§ TASK STATEMENT: Which lines in the records below contain the word "Test"? Copy each one out.
........
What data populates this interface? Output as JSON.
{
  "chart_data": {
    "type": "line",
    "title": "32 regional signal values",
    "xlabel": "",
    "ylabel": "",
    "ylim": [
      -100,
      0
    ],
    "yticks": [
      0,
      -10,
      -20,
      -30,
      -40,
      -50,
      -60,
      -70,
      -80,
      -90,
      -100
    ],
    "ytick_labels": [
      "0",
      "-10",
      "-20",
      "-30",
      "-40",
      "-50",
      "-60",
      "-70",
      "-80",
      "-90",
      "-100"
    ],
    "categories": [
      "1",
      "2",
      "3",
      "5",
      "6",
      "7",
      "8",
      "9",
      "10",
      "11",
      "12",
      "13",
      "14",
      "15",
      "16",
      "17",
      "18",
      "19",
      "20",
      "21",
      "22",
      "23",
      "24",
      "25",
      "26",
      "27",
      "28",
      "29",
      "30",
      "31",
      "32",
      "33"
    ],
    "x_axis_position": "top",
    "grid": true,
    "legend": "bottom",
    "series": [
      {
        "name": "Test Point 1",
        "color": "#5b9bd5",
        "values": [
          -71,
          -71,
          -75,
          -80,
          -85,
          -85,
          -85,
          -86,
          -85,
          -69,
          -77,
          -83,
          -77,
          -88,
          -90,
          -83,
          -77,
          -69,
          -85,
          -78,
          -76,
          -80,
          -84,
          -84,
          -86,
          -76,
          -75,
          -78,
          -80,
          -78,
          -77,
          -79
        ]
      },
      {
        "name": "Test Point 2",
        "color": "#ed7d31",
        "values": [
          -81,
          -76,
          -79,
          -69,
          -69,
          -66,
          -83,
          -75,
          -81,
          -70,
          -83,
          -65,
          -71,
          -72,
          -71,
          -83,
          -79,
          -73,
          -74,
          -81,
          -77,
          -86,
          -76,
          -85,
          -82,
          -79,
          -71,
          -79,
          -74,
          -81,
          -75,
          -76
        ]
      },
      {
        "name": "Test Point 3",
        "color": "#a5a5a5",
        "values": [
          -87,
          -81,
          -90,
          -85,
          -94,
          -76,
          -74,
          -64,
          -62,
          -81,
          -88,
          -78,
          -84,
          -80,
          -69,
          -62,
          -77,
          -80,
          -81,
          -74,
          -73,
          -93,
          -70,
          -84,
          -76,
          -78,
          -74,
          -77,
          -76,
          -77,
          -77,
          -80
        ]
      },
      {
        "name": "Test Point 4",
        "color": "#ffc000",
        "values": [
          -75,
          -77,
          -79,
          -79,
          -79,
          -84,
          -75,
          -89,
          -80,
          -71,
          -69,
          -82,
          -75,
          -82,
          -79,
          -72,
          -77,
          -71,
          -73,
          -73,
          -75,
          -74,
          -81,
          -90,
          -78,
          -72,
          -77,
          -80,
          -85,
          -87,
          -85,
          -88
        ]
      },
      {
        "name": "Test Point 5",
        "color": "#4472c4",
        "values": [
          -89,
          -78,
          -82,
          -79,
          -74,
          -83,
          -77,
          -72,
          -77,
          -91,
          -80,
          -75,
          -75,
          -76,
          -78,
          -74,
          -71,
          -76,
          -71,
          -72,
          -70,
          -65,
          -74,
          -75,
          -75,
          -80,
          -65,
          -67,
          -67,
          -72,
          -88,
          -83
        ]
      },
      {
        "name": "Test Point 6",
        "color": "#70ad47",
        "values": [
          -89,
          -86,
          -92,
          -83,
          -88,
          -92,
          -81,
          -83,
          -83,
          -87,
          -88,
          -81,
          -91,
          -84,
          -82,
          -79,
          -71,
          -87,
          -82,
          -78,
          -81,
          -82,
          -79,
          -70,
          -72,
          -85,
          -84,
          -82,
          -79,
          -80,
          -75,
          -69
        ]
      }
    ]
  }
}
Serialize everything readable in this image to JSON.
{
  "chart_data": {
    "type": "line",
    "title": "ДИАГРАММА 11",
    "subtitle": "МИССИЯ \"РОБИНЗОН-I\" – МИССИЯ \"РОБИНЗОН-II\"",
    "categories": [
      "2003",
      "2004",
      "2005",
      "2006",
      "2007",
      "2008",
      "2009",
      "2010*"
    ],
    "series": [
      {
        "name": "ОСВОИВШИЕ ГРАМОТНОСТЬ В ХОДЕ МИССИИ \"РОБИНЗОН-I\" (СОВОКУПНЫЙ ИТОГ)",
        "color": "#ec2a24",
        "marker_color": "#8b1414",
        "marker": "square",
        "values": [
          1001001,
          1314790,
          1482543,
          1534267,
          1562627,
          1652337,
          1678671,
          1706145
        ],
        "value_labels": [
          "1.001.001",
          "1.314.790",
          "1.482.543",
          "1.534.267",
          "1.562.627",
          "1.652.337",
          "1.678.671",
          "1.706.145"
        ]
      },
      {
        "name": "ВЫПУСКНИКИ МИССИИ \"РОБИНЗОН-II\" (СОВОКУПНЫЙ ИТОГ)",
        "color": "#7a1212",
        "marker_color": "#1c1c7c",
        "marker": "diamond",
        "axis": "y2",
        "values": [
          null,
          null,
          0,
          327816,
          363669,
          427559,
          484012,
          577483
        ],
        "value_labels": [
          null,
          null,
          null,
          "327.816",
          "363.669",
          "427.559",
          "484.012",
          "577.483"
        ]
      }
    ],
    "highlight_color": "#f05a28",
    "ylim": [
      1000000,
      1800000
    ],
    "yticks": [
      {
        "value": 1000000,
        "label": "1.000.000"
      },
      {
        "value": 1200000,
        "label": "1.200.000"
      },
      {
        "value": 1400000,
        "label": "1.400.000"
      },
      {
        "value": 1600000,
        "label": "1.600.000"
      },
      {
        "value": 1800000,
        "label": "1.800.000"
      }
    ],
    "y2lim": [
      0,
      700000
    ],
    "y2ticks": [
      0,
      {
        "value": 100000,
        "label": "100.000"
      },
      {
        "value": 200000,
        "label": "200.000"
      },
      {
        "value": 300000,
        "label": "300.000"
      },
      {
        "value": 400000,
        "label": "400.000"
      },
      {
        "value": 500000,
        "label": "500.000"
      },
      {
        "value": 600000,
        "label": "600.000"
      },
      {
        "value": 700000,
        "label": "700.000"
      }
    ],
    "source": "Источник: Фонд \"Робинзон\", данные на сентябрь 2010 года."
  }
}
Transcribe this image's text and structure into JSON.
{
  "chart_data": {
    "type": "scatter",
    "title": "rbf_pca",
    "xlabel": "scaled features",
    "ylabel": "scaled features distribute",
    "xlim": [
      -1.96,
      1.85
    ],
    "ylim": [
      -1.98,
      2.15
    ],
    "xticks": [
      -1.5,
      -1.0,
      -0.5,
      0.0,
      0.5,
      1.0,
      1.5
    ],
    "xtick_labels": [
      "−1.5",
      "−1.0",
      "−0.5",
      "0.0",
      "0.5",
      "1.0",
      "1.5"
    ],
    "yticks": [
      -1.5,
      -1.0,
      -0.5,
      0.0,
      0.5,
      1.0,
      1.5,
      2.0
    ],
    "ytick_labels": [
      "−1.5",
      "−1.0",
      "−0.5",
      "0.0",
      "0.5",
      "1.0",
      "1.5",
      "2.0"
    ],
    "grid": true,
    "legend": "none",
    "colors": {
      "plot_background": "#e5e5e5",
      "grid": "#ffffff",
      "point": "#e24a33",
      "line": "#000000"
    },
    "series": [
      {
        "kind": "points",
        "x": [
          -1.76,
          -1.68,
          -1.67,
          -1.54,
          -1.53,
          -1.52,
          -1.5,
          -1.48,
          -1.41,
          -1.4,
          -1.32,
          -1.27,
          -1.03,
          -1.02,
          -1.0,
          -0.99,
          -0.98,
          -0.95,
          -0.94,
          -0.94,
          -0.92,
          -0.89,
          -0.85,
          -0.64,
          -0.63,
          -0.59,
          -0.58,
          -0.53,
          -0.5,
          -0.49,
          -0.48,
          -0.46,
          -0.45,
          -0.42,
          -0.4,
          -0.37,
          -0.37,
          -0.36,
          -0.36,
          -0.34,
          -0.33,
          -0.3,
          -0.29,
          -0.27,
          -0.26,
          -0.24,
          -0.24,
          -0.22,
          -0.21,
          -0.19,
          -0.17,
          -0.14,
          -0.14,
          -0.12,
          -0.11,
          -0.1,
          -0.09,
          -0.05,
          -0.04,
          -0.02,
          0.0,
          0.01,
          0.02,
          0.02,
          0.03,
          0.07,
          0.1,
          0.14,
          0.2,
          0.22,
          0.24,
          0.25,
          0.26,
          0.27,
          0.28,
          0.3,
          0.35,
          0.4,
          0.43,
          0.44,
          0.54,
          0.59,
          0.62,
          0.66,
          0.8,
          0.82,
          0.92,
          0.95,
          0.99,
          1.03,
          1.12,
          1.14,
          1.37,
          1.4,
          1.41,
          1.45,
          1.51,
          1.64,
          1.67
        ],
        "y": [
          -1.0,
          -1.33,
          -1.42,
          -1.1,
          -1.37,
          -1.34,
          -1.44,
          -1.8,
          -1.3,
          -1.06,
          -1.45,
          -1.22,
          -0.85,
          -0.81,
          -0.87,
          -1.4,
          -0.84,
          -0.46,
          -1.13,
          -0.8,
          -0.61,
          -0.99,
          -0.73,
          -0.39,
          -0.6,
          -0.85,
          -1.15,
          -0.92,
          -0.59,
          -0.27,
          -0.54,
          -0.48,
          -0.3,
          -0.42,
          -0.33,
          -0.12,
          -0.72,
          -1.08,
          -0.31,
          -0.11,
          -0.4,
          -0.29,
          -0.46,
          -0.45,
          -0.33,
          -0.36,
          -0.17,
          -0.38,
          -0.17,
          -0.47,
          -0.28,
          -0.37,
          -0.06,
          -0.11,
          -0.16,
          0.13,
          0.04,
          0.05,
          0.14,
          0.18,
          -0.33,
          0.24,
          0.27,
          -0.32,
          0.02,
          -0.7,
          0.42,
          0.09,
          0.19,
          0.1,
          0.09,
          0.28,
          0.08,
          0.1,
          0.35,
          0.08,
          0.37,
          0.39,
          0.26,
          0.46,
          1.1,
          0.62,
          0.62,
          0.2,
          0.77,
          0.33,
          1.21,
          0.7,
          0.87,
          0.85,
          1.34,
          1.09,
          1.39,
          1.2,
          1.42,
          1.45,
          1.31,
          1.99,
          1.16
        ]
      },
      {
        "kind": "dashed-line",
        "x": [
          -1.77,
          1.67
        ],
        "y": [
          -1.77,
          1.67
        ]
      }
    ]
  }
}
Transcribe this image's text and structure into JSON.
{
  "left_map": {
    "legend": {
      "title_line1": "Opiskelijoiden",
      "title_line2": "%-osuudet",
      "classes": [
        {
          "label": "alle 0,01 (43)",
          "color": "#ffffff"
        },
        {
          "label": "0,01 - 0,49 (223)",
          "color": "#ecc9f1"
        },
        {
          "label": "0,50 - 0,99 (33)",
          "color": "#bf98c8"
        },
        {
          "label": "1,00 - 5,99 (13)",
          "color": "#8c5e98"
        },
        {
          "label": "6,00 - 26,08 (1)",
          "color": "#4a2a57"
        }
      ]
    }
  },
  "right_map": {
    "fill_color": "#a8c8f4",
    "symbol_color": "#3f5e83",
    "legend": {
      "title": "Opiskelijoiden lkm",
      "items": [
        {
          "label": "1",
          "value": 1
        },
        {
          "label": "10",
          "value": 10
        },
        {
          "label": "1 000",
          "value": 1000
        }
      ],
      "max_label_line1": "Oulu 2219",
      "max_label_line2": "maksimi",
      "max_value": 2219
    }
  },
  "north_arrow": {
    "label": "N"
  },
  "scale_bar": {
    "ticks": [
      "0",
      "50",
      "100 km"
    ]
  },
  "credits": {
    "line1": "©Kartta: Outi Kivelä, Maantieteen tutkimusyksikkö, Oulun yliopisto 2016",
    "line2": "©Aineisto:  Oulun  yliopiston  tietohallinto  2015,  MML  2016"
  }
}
........
§ ANSWER TO THE EXERCISE:
        "name": "Test Point 1",
        "name": "Test Point 2",
        "name": "Test Point 3",
        "name": "Test Point 4",
        "name": "Test Point 5",
        "name": "Test Point 6",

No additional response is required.